(Entries from a dataset)
--------

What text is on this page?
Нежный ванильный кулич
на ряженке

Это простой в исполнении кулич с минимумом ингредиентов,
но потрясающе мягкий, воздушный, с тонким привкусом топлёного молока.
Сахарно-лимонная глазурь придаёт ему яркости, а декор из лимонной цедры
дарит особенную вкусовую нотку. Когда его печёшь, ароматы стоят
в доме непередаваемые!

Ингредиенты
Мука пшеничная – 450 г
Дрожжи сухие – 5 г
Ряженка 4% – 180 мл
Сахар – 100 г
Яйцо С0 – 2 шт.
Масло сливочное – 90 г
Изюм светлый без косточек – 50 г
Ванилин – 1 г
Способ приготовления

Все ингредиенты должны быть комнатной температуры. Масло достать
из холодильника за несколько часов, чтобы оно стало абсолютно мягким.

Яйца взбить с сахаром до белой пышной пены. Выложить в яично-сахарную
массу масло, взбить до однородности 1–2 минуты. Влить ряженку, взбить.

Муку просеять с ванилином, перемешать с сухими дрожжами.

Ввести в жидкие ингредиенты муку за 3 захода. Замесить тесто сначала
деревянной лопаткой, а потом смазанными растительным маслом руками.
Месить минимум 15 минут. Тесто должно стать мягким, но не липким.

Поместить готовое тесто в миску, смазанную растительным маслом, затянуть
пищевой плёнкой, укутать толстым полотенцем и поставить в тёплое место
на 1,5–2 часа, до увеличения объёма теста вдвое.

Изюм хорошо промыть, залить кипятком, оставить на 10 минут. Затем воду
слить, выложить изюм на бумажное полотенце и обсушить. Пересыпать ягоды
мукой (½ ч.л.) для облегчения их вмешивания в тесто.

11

--------

[Exercise aim]
Print the listing above in full, exactly as it is.

[Solution to this task]
What text is on this page?
Нежный ванильный кулич
на ряженке

Это простой в исполнении кулич с минимумом ингредиентов,
но потрясающе мягкий, воздушный, с тонким привкусом топлёного молока.
Сахарно-лимонная глазурь придаёт ему яркости, а декор из лимонной цедры
дарит особенную вкусовую нотку. Когда его печёшь, ароматы стоят
в доме непередаваемые!

Ингредиенты
Мука пшеничная – 450 г
Дрожжи сухие – 5 г
Ряженка 4% – 180 мл
Сахар – 100 г
Яйцо С0 – 2 шт.
Масло сливочное – 90 г
Изюм светлый без косточек – 50 г
Ванилин – 1 г
Способ приготовления

Все ингредиенты должны быть комнатной температуры. Масло достать
из холодильника за несколько часов, чтобы оно стало абсолютно мягким.

Яйца взбить с сахаром до белой пышной пены. Выложить в яично-сахарную
массу масло, взбить до однородности 1–2 минуты. Влить ряженку, взбить.

Муку просеять с ванилином, перемешать с сухими дрожжами.

Ввести в жидкие ингредиенты муку за 3 захода. Замесить тесто сначала
деревянной лопаткой, а потом смазанными растительным маслом руками.
Месить минимум 15 минут. Тесто должно стать мягким, но не липким.

Поместить готовое тесто в миску, смазанную растительным маслом, затянуть
пищевой плёнкой, укутать толстым полотенцем и поставить в тёплое место
на 1,5–2 часа, до увеличения объёма теста вдвое.

Изюм хорошо промыть, залить кипятком, оставить на 10 минут. Затем воду
слить, выложить изюм на бумажное полотенце и обсушить. Пересыпать ягоды
мукой (½ ч.л.) для облегчения их вмешивания в тесто.

11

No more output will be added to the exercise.